§ TASK OBJECTIVE
Reproduce the records exactly.

§ Records from a data source
◇ ◇ ◇ ◇ ◇
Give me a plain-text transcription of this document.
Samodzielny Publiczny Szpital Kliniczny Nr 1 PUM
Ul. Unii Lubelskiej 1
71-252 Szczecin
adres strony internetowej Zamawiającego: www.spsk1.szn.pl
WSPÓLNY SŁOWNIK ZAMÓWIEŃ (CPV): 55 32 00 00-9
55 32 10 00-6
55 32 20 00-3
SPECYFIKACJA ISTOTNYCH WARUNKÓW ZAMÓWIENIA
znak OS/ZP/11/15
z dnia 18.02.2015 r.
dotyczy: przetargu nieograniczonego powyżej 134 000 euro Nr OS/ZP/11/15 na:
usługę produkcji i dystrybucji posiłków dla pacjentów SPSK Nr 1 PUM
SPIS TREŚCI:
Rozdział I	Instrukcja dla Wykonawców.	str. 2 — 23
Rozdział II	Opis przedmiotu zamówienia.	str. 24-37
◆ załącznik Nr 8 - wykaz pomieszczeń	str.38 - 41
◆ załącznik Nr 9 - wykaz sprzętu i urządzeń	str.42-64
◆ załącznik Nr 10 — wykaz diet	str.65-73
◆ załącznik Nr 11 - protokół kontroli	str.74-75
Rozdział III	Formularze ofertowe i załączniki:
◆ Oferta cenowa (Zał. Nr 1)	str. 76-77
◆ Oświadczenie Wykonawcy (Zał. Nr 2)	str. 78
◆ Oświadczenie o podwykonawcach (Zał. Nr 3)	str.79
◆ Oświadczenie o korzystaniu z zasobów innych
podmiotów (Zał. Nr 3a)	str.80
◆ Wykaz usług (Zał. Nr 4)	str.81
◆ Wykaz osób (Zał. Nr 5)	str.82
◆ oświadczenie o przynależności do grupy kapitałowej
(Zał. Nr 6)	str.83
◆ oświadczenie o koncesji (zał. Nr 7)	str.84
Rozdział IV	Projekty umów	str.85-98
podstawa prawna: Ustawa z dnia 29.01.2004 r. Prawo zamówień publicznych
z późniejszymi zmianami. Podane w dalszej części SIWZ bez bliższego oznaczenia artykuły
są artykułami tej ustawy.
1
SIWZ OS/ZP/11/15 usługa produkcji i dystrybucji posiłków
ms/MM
◇ ◇ ◇ ◇ ◇
§ THE OUTPUT
Give me a plain-text transcription of this document.
Samodzielny Publiczny Szpital Kliniczny Nr 1 PUM
Ul. Unii Lubelskiej 1
71-252 Szczecin
adres strony internetowej Zamawiającego: www.spsk1.szn.pl
WSPÓLNY SŁOWNIK ZAMÓWIEŃ (CPV): 55 32 00 00-9
55 32 10 00-6
55 32 20 00-3
SPECYFIKACJA ISTOTNYCH WARUNKÓW ZAMÓWIENIA
znak OS/ZP/11/15
z dnia 18.02.2015 r.
dotyczy: przetargu nieograniczonego powyżej 134 000 euro Nr OS/ZP/11/15 na:
usługę produkcji i dystrybucji posiłków dla pacjentów SPSK Nr 1 PUM
SPIS TREŚCI:
Rozdział I	Instrukcja dla Wykonawców.	str. 2 — 23
Rozdział II	Opis przedmiotu zamówienia.	str. 24-37
◆ załącznik Nr 8 - wykaz pomieszczeń	str.38 - 41
◆ załącznik Nr 9 - wykaz sprzętu i urządzeń	str.42-64
◆ załącznik Nr 10 — wykaz diet	str.65-73
◆ załącznik Nr 11 - protokół kontroli	str.74-75
Rozdział III	Formularze ofertowe i załączniki:
◆ Oferta cenowa (Zał. Nr 1)	str. 76-77
◆ Oświadczenie Wykonawcy (Zał. Nr 2)	str. 78
◆ Oświadczenie o podwykonawcach (Zał. Nr 3)	str.79
◆ Oświadczenie o korzystaniu z zasobów innych
podmiotów (Zał. Nr 3a)	str.80
◆ Wykaz usług (Zał. Nr 4)	str.81
◆ Wykaz osób (Zał. Nr 5)	str.82
◆ oświadczenie o przynależności do grupy kapitałowej
(Zał. Nr 6)	str.83
◆ oświadczenie o koncesji (zał. Nr 7)	str.84
Rozdział IV	Projekty umów	str.85-98
podstawa prawna: Ustawa z dnia 29.01.2004 r. Prawo zamówień publicznych
z późniejszymi zmianami. Podane w dalszej części SIWZ bez bliższego oznaczenia artykuły
są artykułami tej ustawy.
1
SIWZ OS/ZP/11/15 usługa produkcji i dystrybucji posiłków
ms/MM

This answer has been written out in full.